- _What is expected_
Below is a block of data; give all of it again word for word.
____ Source records
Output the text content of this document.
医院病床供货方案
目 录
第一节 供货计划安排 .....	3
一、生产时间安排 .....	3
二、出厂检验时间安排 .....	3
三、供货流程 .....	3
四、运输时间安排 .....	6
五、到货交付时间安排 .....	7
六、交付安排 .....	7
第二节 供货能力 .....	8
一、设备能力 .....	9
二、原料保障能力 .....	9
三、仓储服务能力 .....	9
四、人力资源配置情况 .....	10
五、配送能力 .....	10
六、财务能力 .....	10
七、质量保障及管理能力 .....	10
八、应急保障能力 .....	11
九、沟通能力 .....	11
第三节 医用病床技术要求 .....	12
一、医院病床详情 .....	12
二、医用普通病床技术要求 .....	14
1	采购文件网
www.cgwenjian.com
________
- _Solution for this problem_
Output the text content of this document.
医院病床供货方案
目 录
第一节 供货计划安排 .....	3
一、生产时间安排 .....	3
二、出厂检验时间安排 .....	3
三、供货流程 .....	3
四、运输时间安排 .....	6
五、到货交付时间安排 .....	7
六、交付安排 .....	7
第二节 供货能力 .....	8
一、设备能力 .....	9
二、原料保障能力 .....	9
三、仓储服务能力 .....	9
四、人力资源配置情况 .....	10
五、配送能力 .....	10
六、财务能力 .....	10
七、质量保障及管理能力 .....	10
八、应急保障能力 .....	11
九、沟通能力 .....	11
第三节 医用病床技术要求 .....	12
一、医院病床详情 .....	12
二、医用普通病床技术要求 .....	14
1	采购文件网
www.cgwenjian.com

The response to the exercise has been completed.